■ Your instructions:
Extract the full listing below without altering a single character.

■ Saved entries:
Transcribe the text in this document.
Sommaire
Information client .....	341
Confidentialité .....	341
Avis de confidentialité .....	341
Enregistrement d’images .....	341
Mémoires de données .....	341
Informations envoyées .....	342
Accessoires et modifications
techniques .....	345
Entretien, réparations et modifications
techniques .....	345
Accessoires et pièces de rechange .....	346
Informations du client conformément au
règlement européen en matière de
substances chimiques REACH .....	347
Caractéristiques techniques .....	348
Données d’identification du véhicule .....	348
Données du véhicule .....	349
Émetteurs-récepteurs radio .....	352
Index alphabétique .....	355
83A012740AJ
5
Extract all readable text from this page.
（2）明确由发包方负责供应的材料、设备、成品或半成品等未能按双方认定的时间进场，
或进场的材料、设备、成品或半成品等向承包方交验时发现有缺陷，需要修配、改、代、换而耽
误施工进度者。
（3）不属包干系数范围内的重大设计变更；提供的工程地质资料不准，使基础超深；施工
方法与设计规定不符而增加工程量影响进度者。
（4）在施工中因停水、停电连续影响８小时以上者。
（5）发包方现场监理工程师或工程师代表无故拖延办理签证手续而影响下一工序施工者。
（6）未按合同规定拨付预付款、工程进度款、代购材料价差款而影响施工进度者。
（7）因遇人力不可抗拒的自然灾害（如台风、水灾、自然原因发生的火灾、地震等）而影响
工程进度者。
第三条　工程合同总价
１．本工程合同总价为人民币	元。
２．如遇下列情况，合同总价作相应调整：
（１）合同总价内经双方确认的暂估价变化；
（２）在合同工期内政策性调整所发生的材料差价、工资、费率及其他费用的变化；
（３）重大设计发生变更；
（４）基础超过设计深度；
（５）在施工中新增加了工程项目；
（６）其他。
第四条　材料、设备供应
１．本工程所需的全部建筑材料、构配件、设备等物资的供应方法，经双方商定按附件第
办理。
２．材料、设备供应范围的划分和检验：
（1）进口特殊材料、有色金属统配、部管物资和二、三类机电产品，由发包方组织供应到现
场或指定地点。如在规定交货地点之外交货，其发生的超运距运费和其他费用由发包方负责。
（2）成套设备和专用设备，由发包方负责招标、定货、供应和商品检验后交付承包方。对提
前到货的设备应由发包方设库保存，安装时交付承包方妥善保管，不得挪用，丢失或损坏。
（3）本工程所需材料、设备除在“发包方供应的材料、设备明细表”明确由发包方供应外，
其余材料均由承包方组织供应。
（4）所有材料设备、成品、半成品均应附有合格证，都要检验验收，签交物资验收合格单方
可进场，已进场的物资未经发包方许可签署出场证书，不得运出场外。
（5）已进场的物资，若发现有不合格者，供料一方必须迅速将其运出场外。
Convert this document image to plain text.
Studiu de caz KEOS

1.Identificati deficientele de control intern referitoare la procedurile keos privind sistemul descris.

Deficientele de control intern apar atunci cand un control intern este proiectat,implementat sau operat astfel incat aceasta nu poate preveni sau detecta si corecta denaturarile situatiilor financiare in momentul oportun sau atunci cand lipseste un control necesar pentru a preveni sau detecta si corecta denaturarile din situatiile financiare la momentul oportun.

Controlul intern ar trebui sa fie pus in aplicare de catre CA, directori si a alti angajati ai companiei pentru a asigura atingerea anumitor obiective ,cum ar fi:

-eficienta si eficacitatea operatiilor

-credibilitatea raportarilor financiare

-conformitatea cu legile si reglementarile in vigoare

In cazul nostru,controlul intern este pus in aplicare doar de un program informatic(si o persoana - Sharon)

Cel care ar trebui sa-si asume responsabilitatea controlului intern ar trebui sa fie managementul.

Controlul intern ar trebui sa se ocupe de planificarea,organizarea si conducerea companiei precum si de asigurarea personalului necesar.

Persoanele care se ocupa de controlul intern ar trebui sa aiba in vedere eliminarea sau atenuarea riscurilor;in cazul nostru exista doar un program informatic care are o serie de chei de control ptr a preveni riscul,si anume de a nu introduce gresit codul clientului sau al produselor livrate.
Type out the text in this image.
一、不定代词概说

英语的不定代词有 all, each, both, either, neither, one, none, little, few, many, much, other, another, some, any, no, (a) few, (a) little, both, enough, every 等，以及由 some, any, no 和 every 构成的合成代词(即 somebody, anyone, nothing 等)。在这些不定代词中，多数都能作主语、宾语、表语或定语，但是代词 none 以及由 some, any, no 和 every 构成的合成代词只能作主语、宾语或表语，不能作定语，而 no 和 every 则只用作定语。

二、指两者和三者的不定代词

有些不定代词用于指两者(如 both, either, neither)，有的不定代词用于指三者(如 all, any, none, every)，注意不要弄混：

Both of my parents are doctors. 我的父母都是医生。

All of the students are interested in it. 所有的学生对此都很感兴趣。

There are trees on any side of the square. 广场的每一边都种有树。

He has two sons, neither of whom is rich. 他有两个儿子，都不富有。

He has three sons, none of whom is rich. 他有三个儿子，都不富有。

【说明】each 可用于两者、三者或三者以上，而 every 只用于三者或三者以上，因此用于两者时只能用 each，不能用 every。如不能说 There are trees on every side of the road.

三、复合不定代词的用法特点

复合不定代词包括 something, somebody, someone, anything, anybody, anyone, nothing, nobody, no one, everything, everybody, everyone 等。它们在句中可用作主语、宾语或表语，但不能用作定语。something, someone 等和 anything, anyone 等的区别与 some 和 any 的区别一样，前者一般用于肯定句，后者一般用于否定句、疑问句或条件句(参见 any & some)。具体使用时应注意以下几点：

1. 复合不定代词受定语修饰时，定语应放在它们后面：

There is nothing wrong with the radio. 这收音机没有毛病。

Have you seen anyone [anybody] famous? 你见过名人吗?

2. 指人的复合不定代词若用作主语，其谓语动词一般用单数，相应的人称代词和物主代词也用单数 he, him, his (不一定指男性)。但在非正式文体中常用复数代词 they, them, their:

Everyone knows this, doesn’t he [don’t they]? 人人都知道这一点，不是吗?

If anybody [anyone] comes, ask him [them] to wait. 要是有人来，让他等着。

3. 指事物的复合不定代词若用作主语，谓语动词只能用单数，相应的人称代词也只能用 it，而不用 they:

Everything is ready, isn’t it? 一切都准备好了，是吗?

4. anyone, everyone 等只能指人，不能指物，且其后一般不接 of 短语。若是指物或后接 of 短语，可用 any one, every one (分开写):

■ Full output:
Transcribe the text in this document.
Sommaire
Information client .....	341
Confidentialité .....	341
Avis de confidentialité .....	341
Enregistrement d’images .....	341
Mémoires de données .....	341
Informations envoyées .....	342
Accessoires et modifications
techniques .....	345
Entretien, réparations et modifications
techniques .....	345
Accessoires et pièces de rechange .....	346
Informations du client conformément au
règlement européen en matière de
substances chimiques REACH .....	347
Caractéristiques techniques .....	348
Données d’identification du véhicule .....	348
Données du véhicule .....	349
Émetteurs-récepteurs radio .....	352
Index alphabétique .....	355
83A012740AJ
5
Extract all readable text from this page.
（2）明确由发包方负责供应的材料、设备、成品或半成品等未能按双方认定的时间进场，
或进场的材料、设备、成品或半成品等向承包方交验时发现有缺陷，需要修配、改、代、换而耽
误施工进度者。
（3）不属包干系数范围内的重大设计变更；提供的工程地质资料不准，使基础超深；施工
方法与设计规定不符而增加工程量影响进度者。
（4）在施工中因停水、停电连续影响８小时以上者。
（5）发包方现场监理工程师或工程师代表无故拖延办理签证手续而影响下一工序施工者。
（6）未按合同规定拨付预付款、工程进度款、代购材料价差款而影响施工进度者。
（7）因遇人力不可抗拒的自然灾害（如台风、水灾、自然原因发生的火灾、地震等）而影响
工程进度者。
第三条　工程合同总价
１．本工程合同总价为人民币	元。
２．如遇下列情况，合同总价作相应调整：
（１）合同总价内经双方确认的暂估价变化；
（２）在合同工期内政策性调整所发生的材料差价、工资、费率及其他费用的变化；
（３）重大设计发生变更；
（４）基础超过设计深度；
（５）在施工中新增加了工程项目；
（６）其他。
第四条　材料、设备供应
１．本工程所需的全部建筑材料、构配件、设备等物资的供应方法，经双方商定按附件第
办理。
２．材料、设备供应范围的划分和检验：
（1）进口特殊材料、有色金属统配、部管物资和二、三类机电产品，由发包方组织供应到现
场或指定地点。如在规定交货地点之外交货，其发生的超运距运费和其他费用由发包方负责。
（2）成套设备和专用设备，由发包方负责招标、定货、供应和商品检验后交付承包方。对提
前到货的设备应由发包方设库保存，安装时交付承包方妥善保管，不得挪用，丢失或损坏。
（3）本工程所需材料、设备除在“发包方供应的材料、设备明细表”明确由发包方供应外，
其余材料均由承包方组织供应。
（4）所有材料设备、成品、半成品均应附有合格证，都要检验验收，签交物资验收合格单方
可进场，已进场的物资未经发包方许可签署出场证书，不得运出场外。
（5）已进场的物资，若发现有不合格者，供料一方必须迅速将其运出场外。
Convert this document image to plain text.
Studiu de caz KEOS

1.Identificati deficientele de control intern referitoare la procedurile keos privind sistemul descris.

Deficientele de control intern apar atunci cand un control intern este proiectat,implementat sau operat astfel incat aceasta nu poate preveni sau detecta si corecta denaturarile situatiilor financiare in momentul oportun sau atunci cand lipseste un control necesar pentru a preveni sau detecta si corecta denaturarile din situatiile financiare la momentul oportun.

Controlul intern ar trebui sa fie pus in aplicare de catre CA, directori si a alti angajati ai companiei pentru a asigura atingerea anumitor obiective ,cum ar fi:

-eficienta si eficacitatea operatiilor

-credibilitatea raportarilor financiare

-conformitatea cu legile si reglementarile in vigoare

In cazul nostru,controlul intern este pus in aplicare doar de un program informatic(si o persoana - Sharon)

Cel care ar trebui sa-si asume responsabilitatea controlului intern ar trebui sa fie managementul.

Controlul intern ar trebui sa se ocupe de planificarea,organizarea si conducerea companiei precum si de asigurarea personalului necesar.

Persoanele care se ocupa de controlul intern ar trebui sa aiba in vedere eliminarea sau atenuarea riscurilor;in cazul nostru exista doar un program informatic care are o serie de chei de control ptr a preveni riscul,si anume de a nu introduce gresit codul clientului sau al produselor livrate.
Type out the text in this image.
一、不定代词概说

英语的不定代词有 all, each, both, either, neither, one, none, little, few, many, much, other, another, some, any, no, (a) few, (a) little, both, enough, every 等，以及由 some, any, no 和 every 构成的合成代词(即 somebody, anyone, nothing 等)。在这些不定代词中，多数都能作主语、宾语、表语或定语，但是代词 none 以及由 some, any, no 和 every 构成的合成代词只能作主语、宾语或表语，不能作定语，而 no 和 every 则只用作定语。

二、指两者和三者的不定代词

有些不定代词用于指两者(如 both, either, neither)，有的不定代词用于指三者(如 all, any, none, every)，注意不要弄混：

Both of my parents are doctors. 我的父母都是医生。

All of the students are interested in it. 所有的学生对此都很感兴趣。

There are trees on any side of the square. 广场的每一边都种有树。

He has two sons, neither of whom is rich. 他有两个儿子，都不富有。

He has three sons, none of whom is rich. 他有三个儿子，都不富有。

【说明】each 可用于两者、三者或三者以上，而 every 只用于三者或三者以上，因此用于两者时只能用 each，不能用 every。如不能说 There are trees on every side of the road.

三、复合不定代词的用法特点

复合不定代词包括 something, somebody, someone, anything, anybody, anyone, nothing, nobody, no one, everything, everybody, everyone 等。它们在句中可用作主语、宾语或表语，但不能用作定语。something, someone 等和 anything, anyone 等的区别与 some 和 any 的区别一样，前者一般用于肯定句，后者一般用于否定句、疑问句或条件句(参见 any & some)。具体使用时应注意以下几点：

1. 复合不定代词受定语修饰时，定语应放在它们后面：

There is nothing wrong with the radio. 这收音机没有毛病。

Have you seen anyone [anybody] famous? 你见过名人吗?

2. 指人的复合不定代词若用作主语，其谓语动词一般用单数，相应的人称代词和物主代词也用单数 he, him, his (不一定指男性)。但在非正式文体中常用复数代词 they, them, their:

Everyone knows this, doesn’t he [don’t they]? 人人都知道这一点，不是吗?

If anybody [anyone] comes, ask him [them] to wait. 要是有人来，让他等着。

3. 指事物的复合不定代词若用作主语，谓语动词只能用单数，相应的人称代词也只能用 it，而不用 they:

Everything is ready, isn’t it? 一切都准备好了，是吗?

4. anyone, everyone 等只能指人，不能指物，且其后一般不接 of 短语。若是指物或后接 of 短语，可用 any one, every one (分开写):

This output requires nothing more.